- [Work instructions]: Extract the records in full, leaving every picture out.
— begin Supplied information —
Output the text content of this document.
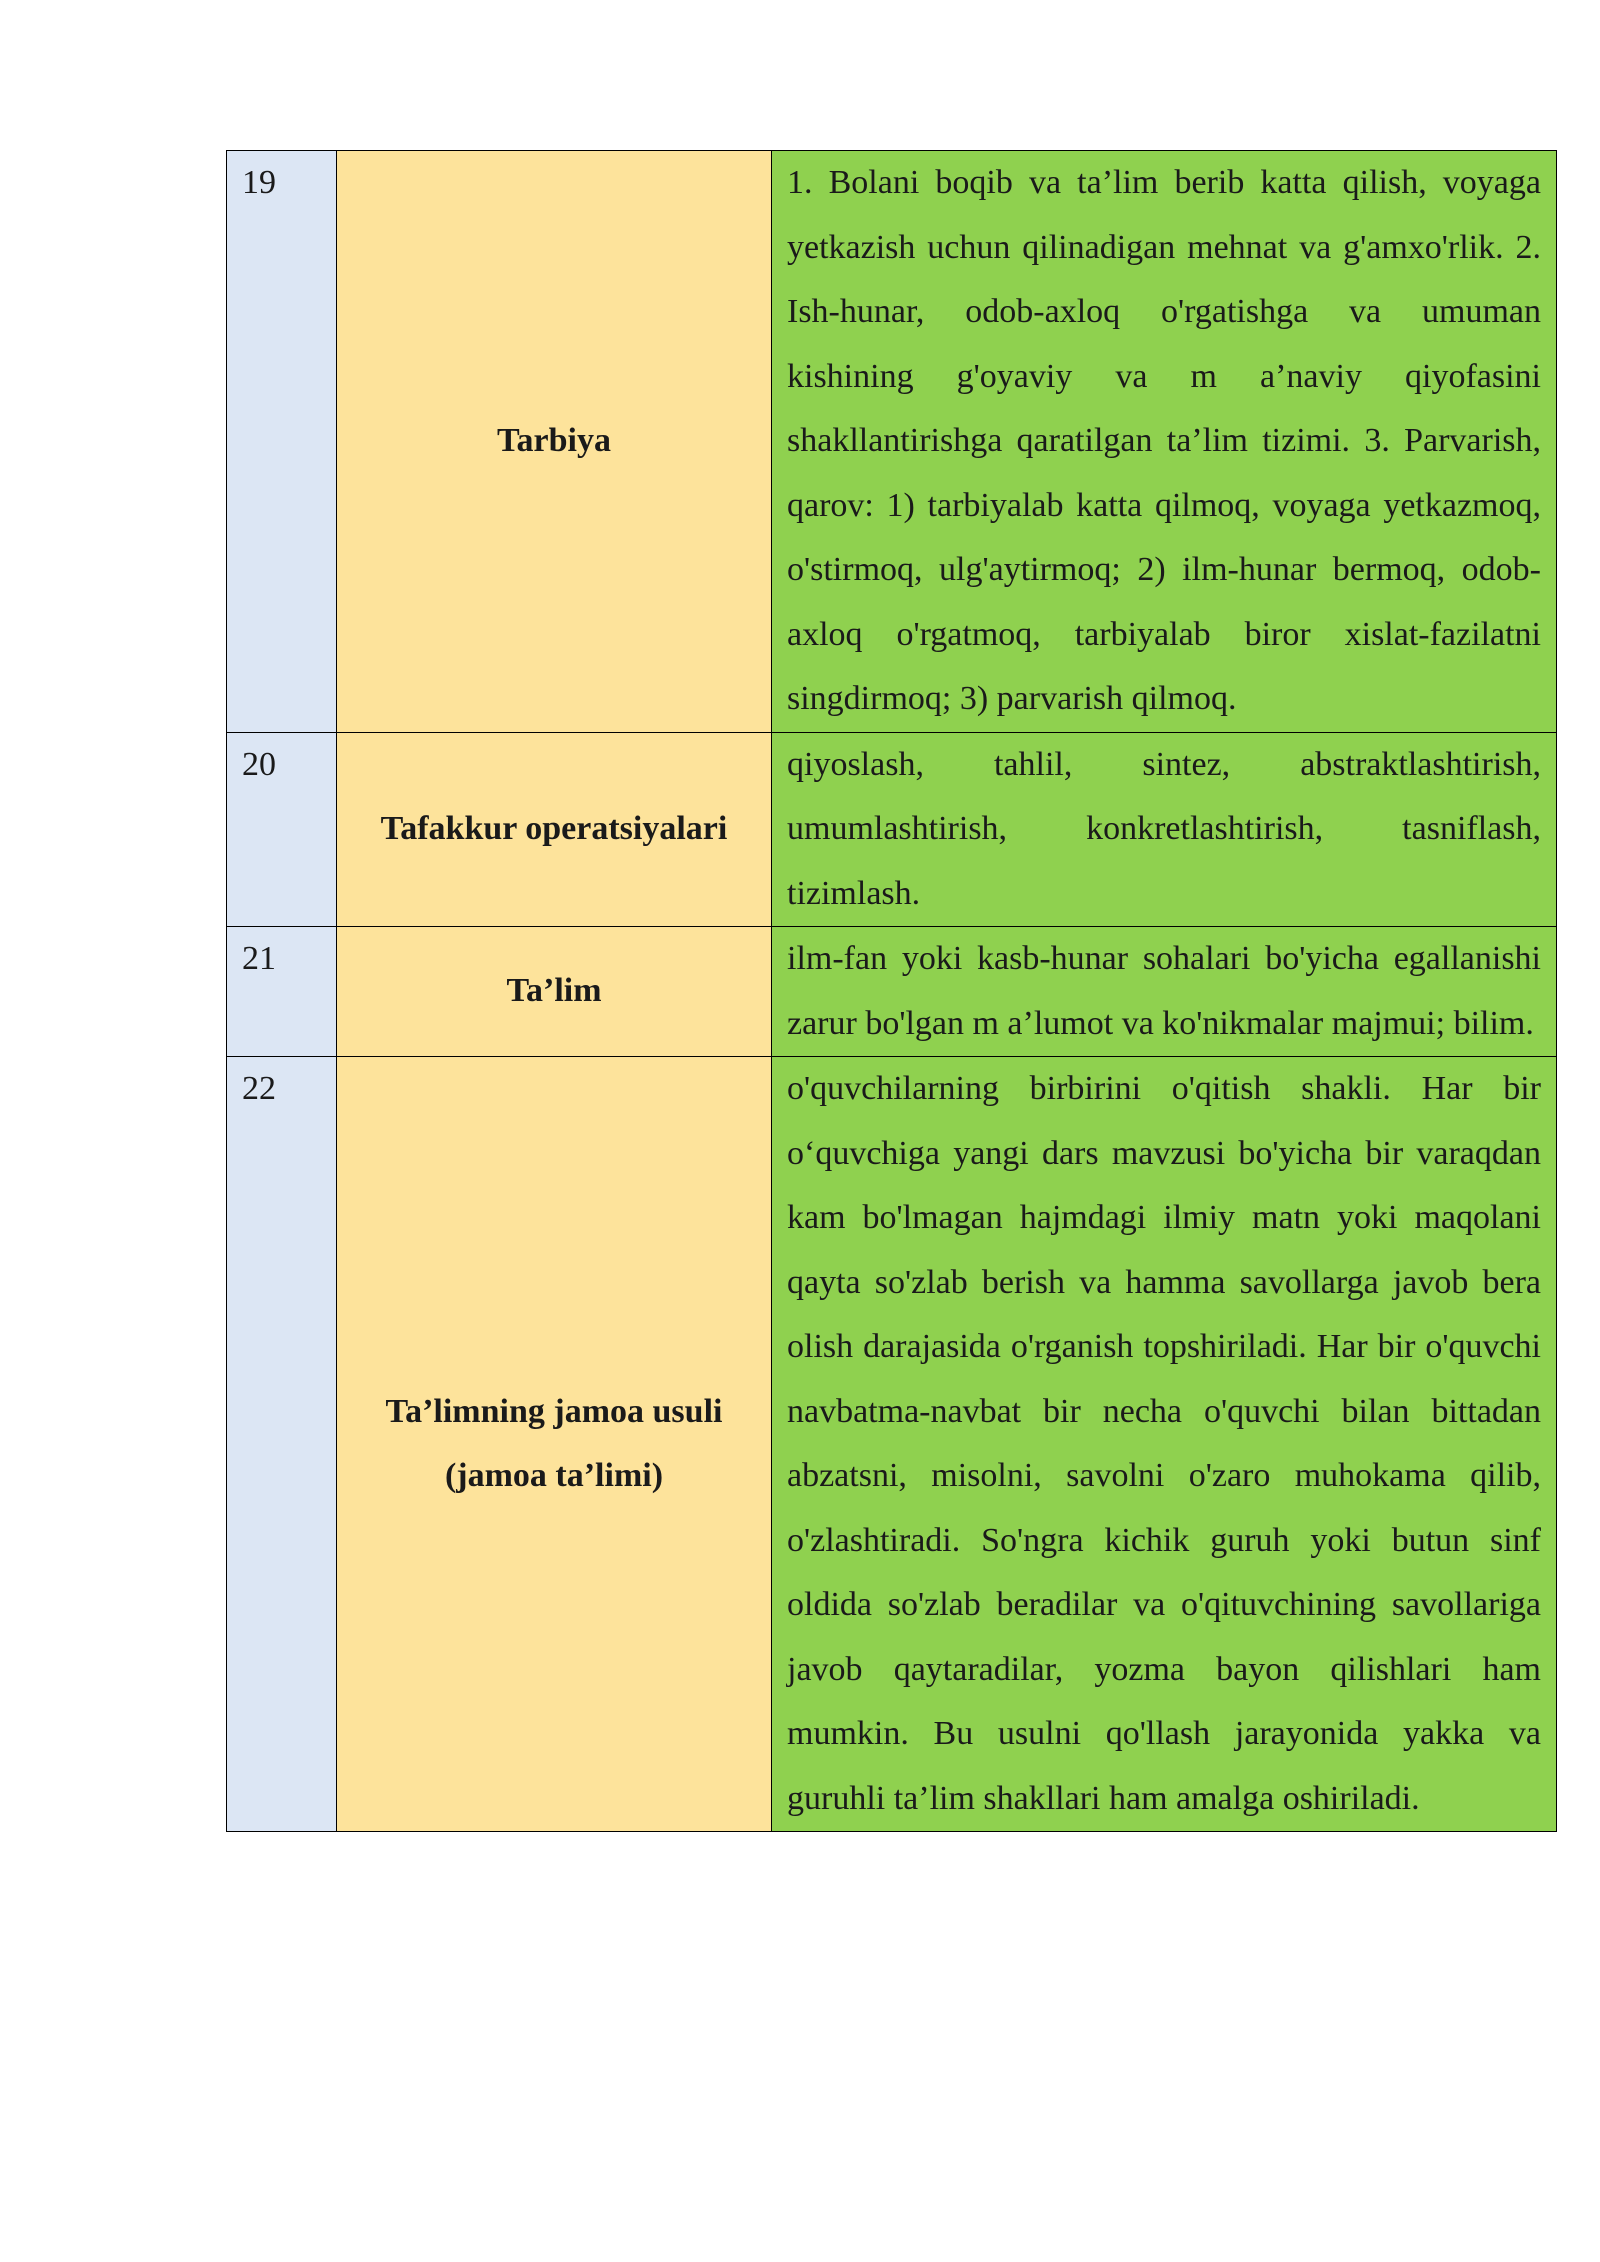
19	Tarbiya	1. Bolani boqib va ta’lim berib katta qilish, voyaga yetkazish uchun qilinadigan mehnat va g'amxo'rlik. 2. Ish-hunar, odob-axloq o'rgatishga va umuman kishining g'oyaviy va m a’naviy qiyofasini shakllantirishga qaratilgan ta’lim tizimi. 3. Parvarish, qarov: 1) tarbiyalab katta qilmoq, voyaga yetkazmoq, o'stirmoq, ulg'aytirmoq; 2) ilm-hunar bermoq, odob-axloq o'rgatmoq, tarbiyalab biror xislat-fazilatni singdirmoq; 3) parvarish qilmoq.
20	Tafakkur operatsiyalari	qiyoslash, tahlil, sintez, abstraktlashtirish, umumlashtirish, konkretlashtirish, tasniflash, tizimlash.
21	Ta’lim	ilm-fan yoki kasb-hunar sohalari bo'yicha egallanishi zarur bo'lgan m a’lumot va ko'nikmalar majmui; bilim.
22	Ta’limning jamoa usuli (jamoa ta’limi)	o'quvchilarning birbirini o'qitish shakli. Har bir o‘quvchiga yangi dars mavzusi bo'yicha bir varaqdan kam bo'lmagan hajmdagi ilmiy matn yoki maqolani qayta so'zlab berish va hamma savollarga javob bera olish darajasida o'rganish topshiriladi. Har bir o'quvchi navbatma-navbat bir necha o'quvchi bilan bittadan abzatsni, misolni, savolni o'zaro muhokama qilib, o'zlashtiradi. So'ngra kichik guruh yoki butun sinf oldida so'zlab beradilar va o'qituvchining savollariga javob qaytaradilar, yozma bayon qilishlari ham mumkin. Bu usulni qo'llash jarayonida yakka va guruhli ta’lim shakllari ham amalga oshiriladi.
— end Supplied information —
- [Response]:
Output the text content of this document.
19	Tarbiya	1. Bolani boqib va ta’lim berib katta qilish, voyaga yetkazish uchun qilinadigan mehnat va g'amxo'rlik. 2. Ish-hunar, odob-axloq o'rgatishga va umuman kishining g'oyaviy va m a’naviy qiyofasini shakllantirishga qaratilgan ta’lim tizimi. 3. Parvarish, qarov: 1) tarbiyalab katta qilmoq, voyaga yetkazmoq, o'stirmoq, ulg'aytirmoq; 2) ilm-hunar bermoq, odob-axloq o'rgatmoq, tarbiyalab biror xislat-fazilatni singdirmoq; 3) parvarish qilmoq.
20	Tafakkur operatsiyalari	qiyoslash, tahlil, sintez, abstraktlashtirish, umumlashtirish, konkretlashtirish, tasniflash, tizimlash.
21	Ta’lim	ilm-fan yoki kasb-hunar sohalari bo'yicha egallanishi zarur bo'lgan m a’lumot va ko'nikmalar majmui; bilim.
22	Ta’limning jamoa usuli (jamoa ta’limi)	o'quvchilarning birbirini o'qitish shakli. Har bir o‘quvchiga yangi dars mavzusi bo'yicha bir varaqdan kam bo'lmagan hajmdagi ilmiy matn yoki maqolani qayta so'zlab berish va hamma savollarga javob bera olish darajasida o'rganish topshiriladi. Har bir o'quvchi navbatma-navbat bir necha o'quvchi bilan bittadan abzatsni, misolni, savolni o'zaro muhokama qilib, o'zlashtiradi. So'ngra kichik guruh yoki butun sinf oldida so'zlab beradilar va o'qituvchining savollariga javob qaytaradilar, yozma bayon qilishlari ham mumkin. Bu usulni qo'llash jarayonida yakka va guruhli ta’lim shakllari ham amalga oshiriladi.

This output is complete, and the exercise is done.